- [Material supplied]:
------------------------------------------------
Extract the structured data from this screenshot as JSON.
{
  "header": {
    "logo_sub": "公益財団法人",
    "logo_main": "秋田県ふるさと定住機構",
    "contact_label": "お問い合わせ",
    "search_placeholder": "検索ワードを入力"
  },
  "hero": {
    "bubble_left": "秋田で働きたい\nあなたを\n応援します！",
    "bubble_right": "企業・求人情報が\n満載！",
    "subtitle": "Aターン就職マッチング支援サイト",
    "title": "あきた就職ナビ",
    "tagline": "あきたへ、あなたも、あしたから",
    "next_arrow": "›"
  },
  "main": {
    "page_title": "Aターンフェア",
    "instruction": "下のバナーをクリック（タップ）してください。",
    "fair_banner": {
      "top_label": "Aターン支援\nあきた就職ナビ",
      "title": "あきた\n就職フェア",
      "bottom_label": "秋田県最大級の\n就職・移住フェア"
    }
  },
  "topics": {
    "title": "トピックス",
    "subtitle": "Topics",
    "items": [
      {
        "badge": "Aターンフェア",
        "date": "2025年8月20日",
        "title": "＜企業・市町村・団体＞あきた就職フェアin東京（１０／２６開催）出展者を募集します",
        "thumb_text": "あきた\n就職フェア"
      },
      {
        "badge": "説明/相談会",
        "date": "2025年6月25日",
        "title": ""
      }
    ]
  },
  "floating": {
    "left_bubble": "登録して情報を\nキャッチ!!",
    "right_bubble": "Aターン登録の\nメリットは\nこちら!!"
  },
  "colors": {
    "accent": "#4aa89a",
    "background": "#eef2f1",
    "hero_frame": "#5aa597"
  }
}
------------------------------------------------
- [The exercise]:
Exactly as written above, please repeat the entries.

- [Solution to this task]:
Extract the structured data from this screenshot as JSON.
{
  "header": {
    "logo_sub": "公益財団法人",
    "logo_main": "秋田県ふるさと定住機構",
    "contact_label": "お問い合わせ",
    "search_placeholder": "検索ワードを入力"
  },
  "hero": {
    "bubble_left": "秋田で働きたい\nあなたを\n応援します！",
    "bubble_right": "企業・求人情報が\n満載！",
    "subtitle": "Aターン就職マッチング支援サイト",
    "title": "あきた就職ナビ",
    "tagline": "あきたへ、あなたも、あしたから",
    "next_arrow": "›"
  },
  "main": {
    "page_title": "Aターンフェア",
    "instruction": "下のバナーをクリック（タップ）してください。",
    "fair_banner": {
      "top_label": "Aターン支援\nあきた就職ナビ",
      "title": "あきた\n就職フェア",
      "bottom_label": "秋田県最大級の\n就職・移住フェア"
    }
  },
  "topics": {
    "title": "トピックス",
    "subtitle": "Topics",
    "items": [
      {
        "badge": "Aターンフェア",
        "date": "2025年8月20日",
        "title": "＜企業・市町村・団体＞あきた就職フェアin東京（１０／２６開催）出展者を募集します",
        "thumb_text": "あきた\n就職フェア"
      },
      {
        "badge": "説明/相談会",
        "date": "2025年6月25日",
        "title": ""
      }
    ]
  },
  "floating": {
    "left_bubble": "登録して情報を\nキャッチ!!",
    "right_bubble": "Aターン登録の\nメリットは\nこちら!!"
  },
  "colors": {
    "accent": "#4aa89a",
    "background": "#eef2f1",
    "hero_frame": "#5aa597"
  }
}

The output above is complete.